**INFORMATION PROVIDED:**
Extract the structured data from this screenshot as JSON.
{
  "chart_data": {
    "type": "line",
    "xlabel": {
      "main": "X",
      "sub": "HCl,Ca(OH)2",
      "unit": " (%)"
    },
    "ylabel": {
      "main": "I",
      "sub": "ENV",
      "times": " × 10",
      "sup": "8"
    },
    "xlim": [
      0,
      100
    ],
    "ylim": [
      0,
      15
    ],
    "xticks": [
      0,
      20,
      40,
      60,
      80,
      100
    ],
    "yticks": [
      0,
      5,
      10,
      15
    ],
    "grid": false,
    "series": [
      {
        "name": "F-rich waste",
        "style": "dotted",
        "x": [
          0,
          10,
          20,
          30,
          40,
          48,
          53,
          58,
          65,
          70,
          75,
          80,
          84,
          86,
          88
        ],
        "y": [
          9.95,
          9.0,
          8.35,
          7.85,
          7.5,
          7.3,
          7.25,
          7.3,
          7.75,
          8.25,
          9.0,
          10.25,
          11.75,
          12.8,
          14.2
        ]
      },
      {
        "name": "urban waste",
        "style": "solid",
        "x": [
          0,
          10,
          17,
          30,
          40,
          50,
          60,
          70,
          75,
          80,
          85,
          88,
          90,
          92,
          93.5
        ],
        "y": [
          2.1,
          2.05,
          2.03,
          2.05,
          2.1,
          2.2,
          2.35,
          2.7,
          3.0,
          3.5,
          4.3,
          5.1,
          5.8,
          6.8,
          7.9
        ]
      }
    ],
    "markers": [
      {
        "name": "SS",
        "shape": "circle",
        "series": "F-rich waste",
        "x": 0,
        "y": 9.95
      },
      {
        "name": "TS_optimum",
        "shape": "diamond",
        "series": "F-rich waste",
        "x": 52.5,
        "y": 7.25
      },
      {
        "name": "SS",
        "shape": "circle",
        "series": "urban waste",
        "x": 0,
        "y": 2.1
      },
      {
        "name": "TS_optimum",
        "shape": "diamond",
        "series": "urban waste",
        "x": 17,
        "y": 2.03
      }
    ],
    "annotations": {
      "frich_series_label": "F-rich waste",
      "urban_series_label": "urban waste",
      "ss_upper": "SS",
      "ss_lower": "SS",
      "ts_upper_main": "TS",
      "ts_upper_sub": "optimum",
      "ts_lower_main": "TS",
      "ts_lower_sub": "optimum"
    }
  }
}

**WHAT THIS TASK INVOLVES:** Copy out all of the lines above exactly.

**SOLUTION TO THIS PROBLEM:**
Extract the structured data from this screenshot as JSON.
{
  "chart_data": {
    "type": "line",
    "xlabel": {
      "main": "X",
      "sub": "HCl,Ca(OH)2",
      "unit": " (%)"
    },
    "ylabel": {
      "main": "I",
      "sub": "ENV",
      "times": " × 10",
      "sup": "8"
    },
    "xlim": [
      0,
      100
    ],
    "ylim": [
      0,
      15
    ],
    "xticks": [
      0,
      20,
      40,
      60,
      80,
      100
    ],
    "yticks": [
      0,
      5,
      10,
      15
    ],
    "grid": false,
    "series": [
      {
        "name": "F-rich waste",
        "style": "dotted",
        "x": [
          0,
          10,
          20,
          30,
          40,
          48,
          53,
          58,
          65,
          70,
          75,
          80,
          84,
          86,
          88
        ],
        "y": [
          9.95,
          9.0,
          8.35,
          7.85,
          7.5,
          7.3,
          7.25,
          7.3,
          7.75,
          8.25,
          9.0,
          10.25,
          11.75,
          12.8,
          14.2
        ]
      },
      {
        "name": "urban waste",
        "style": "solid",
        "x": [
          0,
          10,
          17,
          30,
          40,
          50,
          60,
          70,
          75,
          80,
          85,
          88,
          90,
          92,
          93.5
        ],
        "y": [
          2.1,
          2.05,
          2.03,
          2.05,
          2.1,
          2.2,
          2.35,
          2.7,
          3.0,
          3.5,
          4.3,
          5.1,
          5.8,
          6.8,
          7.9
        ]
      }
    ],
    "markers": [
      {
        "name": "SS",
        "shape": "circle",
        "series": "F-rich waste",
        "x": 0,
        "y": 9.95
      },
      {
        "name": "TS_optimum",
        "shape": "diamond",
        "series": "F-rich waste",
        "x": 52.5,
        "y": 7.25
      },
      {
        "name": "SS",
        "shape": "circle",
        "series": "urban waste",
        "x": 0,
        "y": 2.1
      },
      {
        "name": "TS_optimum",
        "shape": "diamond",
        "series": "urban waste",
        "x": 17,
        "y": 2.03
      }
    ],
    "annotations": {
      "frich_series_label": "F-rich waste",
      "urban_series_label": "urban waste",
      "ss_upper": "SS",
      "ss_lower": "SS",
      "ts_upper_main": "TS",
      "ts_upper_sub": "optimum",
      "ts_lower_main": "TS",
      "ts_lower_sub": "optimum"
    }
  }
}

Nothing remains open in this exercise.